Dataset listings of figures:
━━━━━━━━

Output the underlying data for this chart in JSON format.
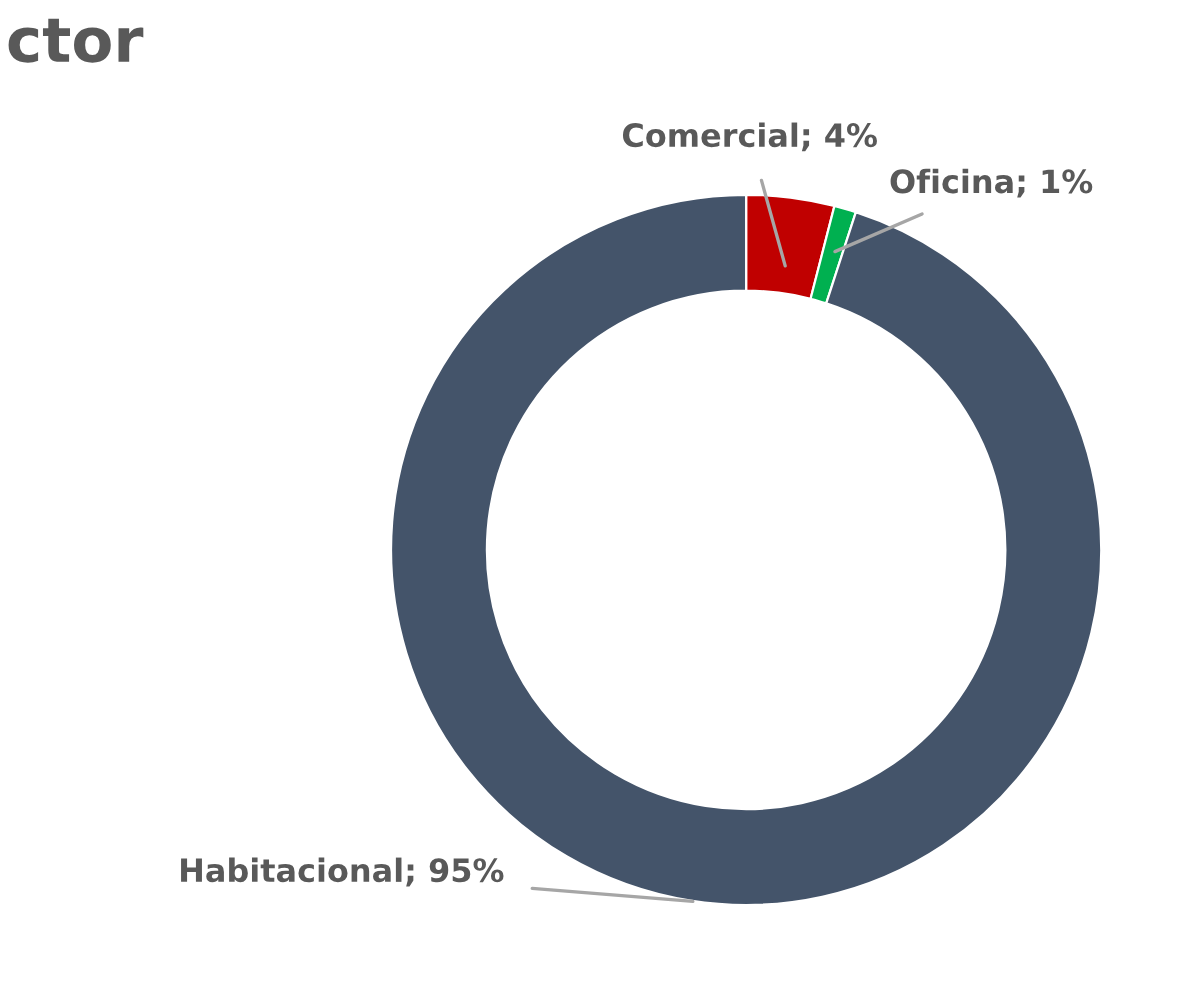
{
  "chart_data": {
    "type": "donut",
    "title": "ctor",
    "categories": [
      "Comercial",
      "Oficina",
      "Habitacional"
    ],
    "values": [
      4,
      1,
      95
    ],
    "value_labels": [
      "4%",
      "1%",
      "95%"
    ],
    "colors": [
      "#c00000",
      "#00b050",
      "#44546a"
    ],
    "legend": false
  }
}
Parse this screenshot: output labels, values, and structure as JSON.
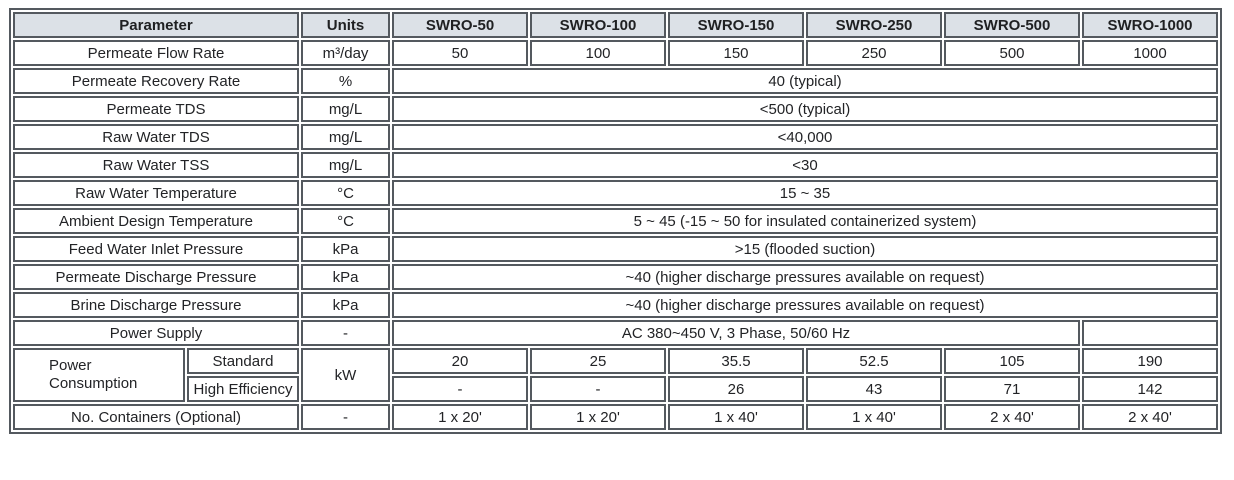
{
  "colors": {
    "header_bg": "#dce1e7",
    "border": "#54595f",
    "text": "#222326"
  },
  "table": {
    "header": {
      "parameter": "Parameter",
      "units": "Units",
      "models": [
        "SWRO-50",
        "SWRO-100",
        "SWRO-150",
        "SWRO-250",
        "SWRO-500",
        "SWRO-1000"
      ]
    },
    "permeate_flow_rate": {
      "label": "Permeate Flow Rate",
      "unit": "m³/day",
      "values": [
        "50",
        "100",
        "150",
        "250",
        "500",
        "1000"
      ]
    },
    "permeate_recovery_rate": {
      "label": "Permeate Recovery Rate",
      "unit": "%",
      "value": "40 (typical)"
    },
    "permeate_tds": {
      "label": "Permeate TDS",
      "unit": "mg/L",
      "value": "<500 (typical)"
    },
    "raw_water_tds": {
      "label": "Raw Water TDS",
      "unit": "mg/L",
      "value": "<40,000"
    },
    "raw_water_tss": {
      "label": "Raw Water TSS",
      "unit": "mg/L",
      "value": "<30"
    },
    "raw_water_temperature": {
      "label": "Raw Water Temperature",
      "unit": "°C",
      "value": "15 ~ 35"
    },
    "ambient_design_temperature": {
      "label": "Ambient Design Temperature",
      "unit": "°C",
      "value": "5 ~ 45 (-15 ~ 50 for insulated containerized system)"
    },
    "feed_water_inlet_pressure": {
      "label": "Feed Water Inlet Pressure",
      "unit": "kPa",
      "value": ">15 (flooded suction)"
    },
    "permeate_discharge_pressure": {
      "label": "Permeate Discharge Pressure",
      "unit": "kPa",
      "value": "~40 (higher discharge pressures available on request)"
    },
    "brine_discharge_pressure": {
      "label": "Brine Discharge Pressure",
      "unit": "kPa",
      "value": "~40 (higher discharge pressures available on request)"
    },
    "power_supply": {
      "label": "Power Supply",
      "unit": "-",
      "value": "AC 380~450 V, 3 Phase, 50/60 Hz",
      "swro_1000_value": ""
    },
    "power_consumption": {
      "label": "Power Consumption",
      "unit": "kW",
      "standard": {
        "label": "Standard",
        "values": [
          "20",
          "25",
          "35.5",
          "52.5",
          "105",
          "190"
        ]
      },
      "high_efficiency": {
        "label": "High Efficiency",
        "values": [
          "-",
          "-",
          "26",
          "43",
          "71",
          "142"
        ]
      }
    },
    "no_containers": {
      "label": "No. Containers (Optional)",
      "unit": "-",
      "values": [
        "1 x 20'",
        "1 x 20'",
        "1 x 40'",
        "1 x 40'",
        "2 x 40'",
        "2 x 40'"
      ]
    }
  }
}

━━━━━━━━

Return the listing above word for word, with the pictures removed.

TASK ANSWER:
Output the underlying data for this chart in JSON format.
{
  "chart_data": {
    "type": "donut",
    "title": "ctor",
    "categories": [
      "Comercial",
      "Oficina",
      "Habitacional"
    ],
    "values": [
      4,
      1,
      95
    ],
    "value_labels": [
      "4%",
      "1%",
      "95%"
    ],
    "colors": [
      "#c00000",
      "#00b050",
      "#44546a"
    ],
    "legend": false
  }
}
Parse this screenshot: output labels, values, and structure as JSON.
{
  "colors": {
    "header_bg": "#dce1e7",
    "border": "#54595f",
    "text": "#222326"
  },
  "table": {
    "header": {
      "parameter": "Parameter",
      "units": "Units",
      "models": [
        "SWRO-50",
        "SWRO-100",
        "SWRO-150",
        "SWRO-250",
        "SWRO-500",
        "SWRO-1000"
      ]
    },
    "permeate_flow_rate": {
      "label": "Permeate Flow Rate",
      "unit": "m³/day",
      "values": [
        "50",
        "100",
        "150",
        "250",
        "500",
        "1000"
      ]
    },
    "permeate_recovery_rate": {
      "label": "Permeate Recovery Rate",
      "unit": "%",
      "value": "40 (typical)"
    },
    "permeate_tds": {
      "label": "Permeate TDS",
      "unit": "mg/L",
      "value": "<500 (typical)"
    },
    "raw_water_tds": {
      "label": "Raw Water TDS",
      "unit": "mg/L",
      "value": "<40,000"
    },
    "raw_water_tss": {
      "label": "Raw Water TSS",
      "unit": "mg/L",
      "value": "<30"
    },
    "raw_water_temperature": {
      "label": "Raw Water Temperature",
      "unit": "°C",
      "value": "15 ~ 35"
    },
    "ambient_design_temperature": {
      "label": "Ambient Design Temperature",
      "unit": "°C",
      "value": "5 ~ 45 (-15 ~ 50 for insulated containerized system)"
    },
    "feed_water_inlet_pressure": {
      "label": "Feed Water Inlet Pressure",
      "unit": "kPa",
      "value": ">15 (flooded suction)"
    },
    "permeate_discharge_pressure": {
      "label": "Permeate Discharge Pressure",
      "unit": "kPa",
      "value": "~40 (higher discharge pressures available on request)"
    },
    "brine_discharge_pressure": {
      "label": "Brine Discharge Pressure",
      "unit": "kPa",
      "value": "~40 (higher discharge pressures available on request)"
    },
    "power_supply": {
      "label": "Power Supply",
      "unit": "-",
      "value": "AC 380~450 V, 3 Phase, 50/60 Hz",
      "swro_1000_value": ""
    },
    "power_consumption": {
      "label": "Power Consumption",
      "unit": "kW",
      "standard": {
        "label": "Standard",
        "values": [
          "20",
          "25",
          "35.5",
          "52.5",
          "105",
          "190"
        ]
      },
      "high_efficiency": {
        "label": "High Efficiency",
        "values": [
          "-",
          "-",
          "26",
          "43",
          "71",
          "142"
        ]
      }
    },
    "no_containers": {
      "label": "No. Containers (Optional)",
      "unit": "-",
      "values": [
        "1 x 20'",
        "1 x 20'",
        "1 x 40'",
        "1 x 40'",
        "2 x 40'",
        "2 x 40'"
      ]
    }
  }
}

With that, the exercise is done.